--- RECORD EXCERPTS ---

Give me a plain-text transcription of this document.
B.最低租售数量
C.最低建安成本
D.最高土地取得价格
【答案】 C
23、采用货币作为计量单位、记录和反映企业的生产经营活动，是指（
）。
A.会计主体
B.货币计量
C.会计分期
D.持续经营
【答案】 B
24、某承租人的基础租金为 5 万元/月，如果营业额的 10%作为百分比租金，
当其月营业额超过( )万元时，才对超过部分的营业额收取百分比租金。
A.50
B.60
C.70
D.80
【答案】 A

---

TASK DIRECTIONS> Print every record exactly as it was given.

RESPONSE>
Give me a plain-text transcription of this document.
B.最低租售数量
C.最低建安成本
D.最高土地取得价格
【答案】 C
23、采用货币作为计量单位、记录和反映企业的生产经营活动，是指（
）。
A.会计主体
B.货币计量
C.会计分期
D.持续经营
【答案】 B
24、某承租人的基础租金为 5 万元/月，如果营业额的 10%作为百分比租金，
当其月营业额超过( )万元时，才对超过部分的营业额收取百分比租金。
A.50
B.60
C.70
D.80
【答案】 A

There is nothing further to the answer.